> **Material provided**:

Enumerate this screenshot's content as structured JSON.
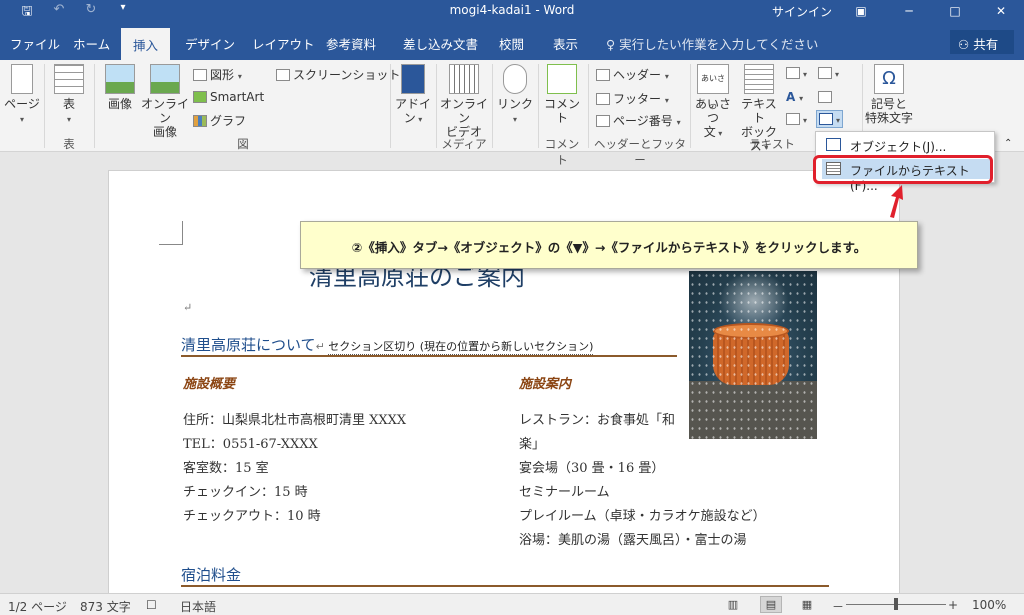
{
  "title_bar": {
    "save_icon": "save-icon",
    "undo_icon": "undo-icon",
    "redo_icon": "redo-icon",
    "customize_icon": "customize-qat-icon",
    "doc_title": "mogi4-kadai1  -  Word",
    "signin": "サインイン",
    "ribbon_options_icon": "ribbon-display-options-icon",
    "minimize": "─",
    "maximize": "□",
    "close": "✕"
  },
  "tabs": [
    "ファイル",
    "ホーム",
    "挿入",
    "デザイン",
    "レイアウト",
    "参考資料",
    "差し込み文書",
    "校閲",
    "表示"
  ],
  "active_tab": "挿入",
  "tell_me": "実行したい作業を入力してください",
  "share": "共有",
  "ribbon": {
    "page_button": "ページ",
    "table_button": "表",
    "group_table": "表",
    "picture_button": "画像",
    "online_picture_line1": "オンライン",
    "online_picture_line2": "画像",
    "shapes": "図形",
    "smartart": "SmartArt",
    "chart": "グラフ",
    "screenshot": "スクリーンショット",
    "group_illustrations": "図",
    "addin_line1": "アドイ",
    "addin_line2": "ン",
    "online_video_line1": "オンライン",
    "online_video_line2": "ビデオ",
    "group_media": "メディア",
    "link_button": "リンク",
    "comment_button": "コメント",
    "group_comment": "コメント",
    "header": "ヘッダー",
    "footer": "フッター",
    "page_number": "ページ番号",
    "group_header_footer": "ヘッダーとフッター",
    "greeting_line1": "あいさつ",
    "greeting_line2": "文",
    "greeting_icon_text": "あいさつ",
    "textbox_line1": "テキスト",
    "textbox_line2": "ボックス",
    "group_text": "テキスト",
    "symbol_line1": "記号と",
    "symbol_line2": "特殊文字",
    "symbol_icon": "Ω"
  },
  "dropdown": {
    "item_object": "オブジェクト(J)...",
    "item_text_from_file": "ファイルからテキスト(F)..."
  },
  "callout_text": "②《挿入》タブ→《オブジェクト》の《▼》→《ファイルからテキスト》をクリックします。",
  "document": {
    "title": "清里高原荘のご案内",
    "heading_about": "清里高原荘について",
    "section_break": "セクション区切り (現在の位置から新しいセクション)",
    "sub_overview": "施設概要",
    "sub_facilities": "施設案内",
    "overview": [
      "住所：山梨県北杜市高根町清里 XXXX",
      "TEL：0551-67-XXXX",
      "客室数：15 室",
      "チェックイン：15 時",
      "チェックアウト：10 時"
    ],
    "facilities": [
      "レストラン：お食事処「和",
      "楽」",
      "宴会場（30 畳・16 畳）",
      "セミナールーム",
      "プレイルーム（卓球・カラオケ施設など）",
      "浴場：美肌の湯（露天風呂）・富士の湯"
    ],
    "heading_rates": "宿泊料金",
    "para_mark": "↵"
  },
  "status": {
    "page": "1/2 ページ",
    "words": "873 文字",
    "language": "日本語",
    "zoom_minus": "－",
    "zoom_plus": "+",
    "zoom": "100%",
    "zoom_fraction": 0.5
  },
  "colors": {
    "accent": "#2b579a",
    "highlight": "#e0202c",
    "callout_bg": "#ffffcc",
    "heading": "#1f4e8c",
    "subheading": "#8b4513"
  }
}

> **Requirements**:
Collect every line from the records above that contains the word "ファイルからテキスト".

> **Full response**:
    "item_text_from_file": "ファイルからテキスト(F)..."
  "callout_text": "②《挿入》タブ→《オブジェクト》の《▼》→《ファイルからテキスト》をクリックします。",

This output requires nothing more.